Output every line of the data exactly as it appears.

Data items

____

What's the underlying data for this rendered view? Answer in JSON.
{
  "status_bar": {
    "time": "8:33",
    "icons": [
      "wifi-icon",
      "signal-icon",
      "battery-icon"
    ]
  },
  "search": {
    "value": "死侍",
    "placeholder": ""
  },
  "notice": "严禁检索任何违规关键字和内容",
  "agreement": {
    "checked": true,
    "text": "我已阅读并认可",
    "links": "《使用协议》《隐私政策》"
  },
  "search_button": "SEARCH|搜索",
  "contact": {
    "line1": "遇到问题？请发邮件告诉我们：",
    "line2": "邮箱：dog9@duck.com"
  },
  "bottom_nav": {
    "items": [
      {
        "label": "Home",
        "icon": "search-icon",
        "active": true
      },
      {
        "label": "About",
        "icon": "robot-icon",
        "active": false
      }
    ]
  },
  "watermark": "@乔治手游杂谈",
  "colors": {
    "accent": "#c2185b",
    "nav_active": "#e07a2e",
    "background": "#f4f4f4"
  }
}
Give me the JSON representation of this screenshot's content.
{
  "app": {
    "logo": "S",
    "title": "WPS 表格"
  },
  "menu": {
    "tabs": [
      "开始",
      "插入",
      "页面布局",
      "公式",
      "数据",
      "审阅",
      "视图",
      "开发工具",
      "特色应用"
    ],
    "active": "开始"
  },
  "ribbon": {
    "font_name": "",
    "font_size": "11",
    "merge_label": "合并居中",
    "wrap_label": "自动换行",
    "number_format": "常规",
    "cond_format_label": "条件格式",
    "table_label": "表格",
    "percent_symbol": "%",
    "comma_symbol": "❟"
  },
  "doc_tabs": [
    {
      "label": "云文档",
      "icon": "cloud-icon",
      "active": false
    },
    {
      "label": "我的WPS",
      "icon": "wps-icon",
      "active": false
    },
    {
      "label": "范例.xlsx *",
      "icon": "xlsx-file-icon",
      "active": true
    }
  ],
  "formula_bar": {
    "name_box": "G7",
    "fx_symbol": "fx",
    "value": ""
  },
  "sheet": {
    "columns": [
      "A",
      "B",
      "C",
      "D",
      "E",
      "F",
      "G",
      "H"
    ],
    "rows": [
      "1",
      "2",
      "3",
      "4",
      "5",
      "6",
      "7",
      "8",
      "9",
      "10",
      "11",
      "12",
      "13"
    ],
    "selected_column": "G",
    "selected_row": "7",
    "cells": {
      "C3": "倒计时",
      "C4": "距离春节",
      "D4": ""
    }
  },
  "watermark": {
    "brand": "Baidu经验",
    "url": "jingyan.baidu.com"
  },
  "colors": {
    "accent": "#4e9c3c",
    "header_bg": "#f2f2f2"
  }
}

____

RESPONSE
What's the underlying data for this rendered view? Answer in JSON.
{
  "status_bar": {
    "time": "8:33",
    "icons": [
      "wifi-icon",
      "signal-icon",
      "battery-icon"
    ]
  },
  "search": {
    "value": "死侍",
    "placeholder": ""
  },
  "notice": "严禁检索任何违规关键字和内容",
  "agreement": {
    "checked": true,
    "text": "我已阅读并认可",
    "links": "《使用协议》《隐私政策》"
  },
  "search_button": "SEARCH|搜索",
  "contact": {
    "line1": "遇到问题？请发邮件告诉我们：",
    "line2": "邮箱：dog9@duck.com"
  },
  "bottom_nav": {
    "items": [
      {
        "label": "Home",
        "icon": "search-icon",
        "active": true
      },
      {
        "label": "About",
        "icon": "robot-icon",
        "active": false
      }
    ]
  },
  "watermark": "@乔治手游杂谈",
  "colors": {
    "accent": "#c2185b",
    "nav_active": "#e07a2e",
    "background": "#f4f4f4"
  }
}
Give me the JSON representation of this screenshot's content.
{
  "app": {
    "logo": "S",
    "title": "WPS 表格"
  },
  "menu": {
    "tabs": [
      "开始",
      "插入",
      "页面布局",
      "公式",
      "数据",
      "审阅",
      "视图",
      "开发工具",
      "特色应用"
    ],
    "active": "开始"
  },
  "ribbon": {
    "font_name": "",
    "font_size": "11",
    "merge_label": "合并居中",
    "wrap_label": "自动换行",
    "number_format": "常规",
    "cond_format_label": "条件格式",
    "table_label": "表格",
    "percent_symbol": "%",
    "comma_symbol": "❟"
  },
  "doc_tabs": [
    {
      "label": "云文档",
      "icon": "cloud-icon",
      "active": false
    },
    {
      "label": "我的WPS",
      "icon": "wps-icon",
      "active": false
    },
    {
      "label": "范例.xlsx *",
      "icon": "xlsx-file-icon",
      "active": true
    }
  ],
  "formula_bar": {
    "name_box": "G7",
    "fx_symbol": "fx",
    "value": ""
  },
  "sheet": {
    "columns": [
      "A",
      "B",
      "C",
      "D",
      "E",
      "F",
      "G",
      "H"
    ],
    "rows": [
      "1",
      "2",
      "3",
      "4",
      "5",
      "6",
      "7",
      "8",
      "9",
      "10",
      "11",
      "12",
      "13"
    ],
    "selected_column": "G",
    "selected_row": "7",
    "cells": {
      "C3": "倒计时",
      "C4": "距离春节",
      "D4": ""
    }
  },
  "watermark": {
    "brand": "Baidu经验",
    "url": "jingyan.baidu.com"
  },
  "colors": {
    "accent": "#4e9c3c",
    "header_bg": "#f2f2f2"
  }
}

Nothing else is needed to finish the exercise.